Find the lines of data that contain the string "того", then list them.

##########

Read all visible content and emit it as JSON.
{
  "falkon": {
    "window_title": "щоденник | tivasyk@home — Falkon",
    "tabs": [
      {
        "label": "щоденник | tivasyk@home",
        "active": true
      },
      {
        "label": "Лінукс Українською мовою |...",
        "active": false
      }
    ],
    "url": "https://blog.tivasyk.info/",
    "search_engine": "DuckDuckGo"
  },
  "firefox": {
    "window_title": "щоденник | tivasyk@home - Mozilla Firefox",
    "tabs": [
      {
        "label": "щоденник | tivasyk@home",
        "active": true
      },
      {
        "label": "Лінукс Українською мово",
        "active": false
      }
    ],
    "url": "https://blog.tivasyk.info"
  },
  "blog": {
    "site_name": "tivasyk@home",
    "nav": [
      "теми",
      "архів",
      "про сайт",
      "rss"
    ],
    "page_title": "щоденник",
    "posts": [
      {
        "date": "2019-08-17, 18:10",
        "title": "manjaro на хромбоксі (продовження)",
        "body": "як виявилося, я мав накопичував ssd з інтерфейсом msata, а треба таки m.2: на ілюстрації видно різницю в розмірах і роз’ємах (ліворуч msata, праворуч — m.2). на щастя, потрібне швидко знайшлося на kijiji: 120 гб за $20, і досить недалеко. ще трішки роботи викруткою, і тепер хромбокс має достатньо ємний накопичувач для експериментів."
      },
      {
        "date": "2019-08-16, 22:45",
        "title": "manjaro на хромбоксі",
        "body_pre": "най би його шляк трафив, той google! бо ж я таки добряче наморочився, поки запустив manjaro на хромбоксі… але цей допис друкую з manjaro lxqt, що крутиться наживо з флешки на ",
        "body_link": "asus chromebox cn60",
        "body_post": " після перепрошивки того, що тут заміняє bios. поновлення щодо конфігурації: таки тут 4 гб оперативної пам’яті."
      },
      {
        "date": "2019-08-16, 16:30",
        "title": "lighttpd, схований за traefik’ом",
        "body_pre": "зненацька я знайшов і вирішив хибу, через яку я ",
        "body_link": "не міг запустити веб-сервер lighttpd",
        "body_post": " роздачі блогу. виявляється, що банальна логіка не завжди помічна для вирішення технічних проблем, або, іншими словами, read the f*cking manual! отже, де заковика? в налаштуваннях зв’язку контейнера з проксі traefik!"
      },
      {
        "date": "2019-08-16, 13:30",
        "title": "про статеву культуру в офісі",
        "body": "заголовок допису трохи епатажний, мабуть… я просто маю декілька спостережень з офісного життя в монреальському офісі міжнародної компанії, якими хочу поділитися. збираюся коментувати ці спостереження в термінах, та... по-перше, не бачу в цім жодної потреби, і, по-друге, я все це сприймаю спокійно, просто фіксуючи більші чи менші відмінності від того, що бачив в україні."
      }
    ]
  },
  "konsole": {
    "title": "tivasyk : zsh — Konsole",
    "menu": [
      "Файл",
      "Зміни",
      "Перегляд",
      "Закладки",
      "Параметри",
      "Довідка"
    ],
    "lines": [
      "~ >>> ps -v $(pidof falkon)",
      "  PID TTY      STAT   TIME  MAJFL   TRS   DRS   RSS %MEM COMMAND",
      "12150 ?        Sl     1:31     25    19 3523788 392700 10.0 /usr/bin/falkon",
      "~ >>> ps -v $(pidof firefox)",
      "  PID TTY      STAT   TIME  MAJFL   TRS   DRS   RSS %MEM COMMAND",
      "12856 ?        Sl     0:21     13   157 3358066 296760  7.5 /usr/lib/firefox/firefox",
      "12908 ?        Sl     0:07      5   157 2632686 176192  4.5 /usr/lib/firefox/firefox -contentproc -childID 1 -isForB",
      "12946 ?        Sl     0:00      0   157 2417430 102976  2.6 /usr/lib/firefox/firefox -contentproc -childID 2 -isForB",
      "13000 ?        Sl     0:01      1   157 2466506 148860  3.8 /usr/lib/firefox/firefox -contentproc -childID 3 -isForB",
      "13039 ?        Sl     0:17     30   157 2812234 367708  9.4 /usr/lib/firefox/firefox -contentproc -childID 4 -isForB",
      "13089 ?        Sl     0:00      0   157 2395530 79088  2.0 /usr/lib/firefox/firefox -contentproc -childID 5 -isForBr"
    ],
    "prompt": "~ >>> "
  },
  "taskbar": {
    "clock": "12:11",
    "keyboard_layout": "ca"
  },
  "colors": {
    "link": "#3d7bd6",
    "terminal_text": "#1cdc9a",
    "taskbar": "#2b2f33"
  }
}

##########

## ANSWER
        "body_post": " після перепрошивки того, що тут заміняє bios. поновлення щодо конфігурації: таки тут 4 гб оперативної пам’яті."
        "body": "заголовок допису трохи епатажний, мабуть… я просто маю декілька спостережень з офісного життя в монреальському офісі міжнародної компанії, якими хочу поділитися. збираюся коментувати ці спостереження в термінах, та... по-перше, не бачу в цім жодної потреби, і, по-друге, я все це сприймаю спокійно, просто фіксуючи більші чи менші відмінності від того, що бачив в україні."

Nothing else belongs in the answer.